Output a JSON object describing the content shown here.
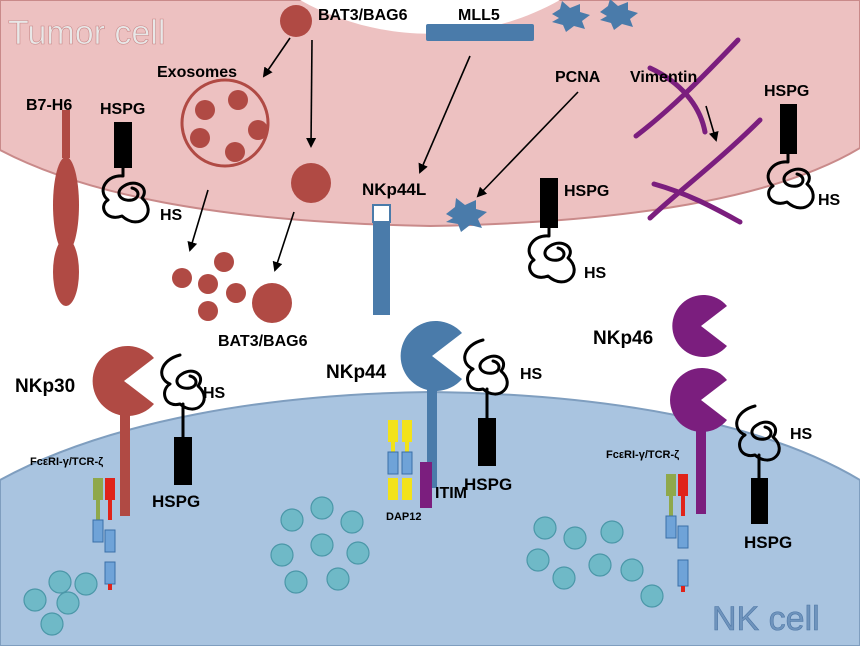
{
  "colors": {
    "tumor_fill": "#EDC1C1",
    "tumor_stroke": "#C98A8A",
    "tumor_title": "#E8E8E8",
    "nk_fill": "#A9C4E0",
    "nk_stroke": "#7F9EBF",
    "nk_title": "#6F94BD",
    "brick": "#B04A44",
    "steel_blue": "#4A7BAA",
    "purple": "#7B1E7E",
    "vesicle": "#6FB9C7",
    "yellow": "#F2E21A",
    "green": "#8FA84B",
    "red": "#E0231A"
  },
  "labels": {
    "tumor_cell": "Tumor cell",
    "nk_cell": "NK cell",
    "b7h6": "B7-H6",
    "hspg_tumor_1": "HSPG",
    "hs_tumor_1": "HS",
    "exosomes": "Exosomes",
    "bat3_top": "BAT3/BAG6",
    "bat3_bottom": "BAT3/BAG6",
    "mll5": "MLL5",
    "pcna": "PCNA",
    "vimentin": "Vimentin",
    "nkp44l": "NKp44L",
    "hspg_tumor_2": "HSPG",
    "hs_tumor_2": "HS",
    "hspg_tumor_3": "HSPG",
    "hs_tumor_3": "HS",
    "nkp30": "NKp30",
    "hs_nk_1": "HS",
    "hspg_nk_1": "HSPG",
    "fce_1": "FcεRI-γ/TCR-ζ",
    "nkp44": "NKp44",
    "hs_nk_2": "HS",
    "hspg_nk_2": "HSPG",
    "dap12": "DAP12",
    "itim": "ITIM",
    "nkp46": "NKp46",
    "hs_nk_3": "HS",
    "hspg_nk_3": "HSPG",
    "fce_2": "FcεRI-γ/TCR-ζ"
  }
}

**Task to complete:** Above are some records. Copy each of their lines that holds the string "HSPG".

**Final answer:**
    "hspg_tumor_1": "HSPG",
    "hspg_tumor_2": "HSPG",
    "hspg_tumor_3": "HSPG",
    "hspg_nk_1": "HSPG",
    "hspg_nk_2": "HSPG",
    "hspg_nk_3": "HSPG",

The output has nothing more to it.